### Work to complete
Pull out every line with the word "attack" from the entries below.

BEGIN Data listing

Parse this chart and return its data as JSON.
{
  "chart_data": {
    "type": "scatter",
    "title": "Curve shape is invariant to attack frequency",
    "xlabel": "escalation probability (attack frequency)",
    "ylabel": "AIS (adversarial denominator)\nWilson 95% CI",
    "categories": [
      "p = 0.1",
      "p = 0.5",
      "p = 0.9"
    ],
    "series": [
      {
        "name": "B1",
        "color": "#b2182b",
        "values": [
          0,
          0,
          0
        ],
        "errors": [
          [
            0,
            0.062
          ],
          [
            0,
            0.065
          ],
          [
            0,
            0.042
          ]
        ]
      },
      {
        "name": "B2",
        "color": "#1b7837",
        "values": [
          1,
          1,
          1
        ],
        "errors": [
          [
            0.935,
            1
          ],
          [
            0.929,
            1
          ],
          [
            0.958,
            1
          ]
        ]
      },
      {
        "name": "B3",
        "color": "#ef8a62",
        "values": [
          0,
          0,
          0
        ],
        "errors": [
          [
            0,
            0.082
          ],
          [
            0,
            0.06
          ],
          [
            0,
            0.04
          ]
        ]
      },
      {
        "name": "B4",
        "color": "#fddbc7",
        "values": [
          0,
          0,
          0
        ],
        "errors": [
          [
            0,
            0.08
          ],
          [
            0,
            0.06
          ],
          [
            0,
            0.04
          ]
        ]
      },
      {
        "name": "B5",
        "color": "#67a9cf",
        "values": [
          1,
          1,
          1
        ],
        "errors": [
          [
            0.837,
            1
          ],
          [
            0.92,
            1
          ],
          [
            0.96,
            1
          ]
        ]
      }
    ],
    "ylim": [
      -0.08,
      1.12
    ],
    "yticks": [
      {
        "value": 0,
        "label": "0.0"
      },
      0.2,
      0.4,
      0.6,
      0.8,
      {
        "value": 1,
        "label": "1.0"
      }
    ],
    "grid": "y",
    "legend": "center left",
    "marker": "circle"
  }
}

END Data listing

### Response
    "title": "Curve shape is invariant to attack frequency",
    "xlabel": "escalation probability (attack frequency)",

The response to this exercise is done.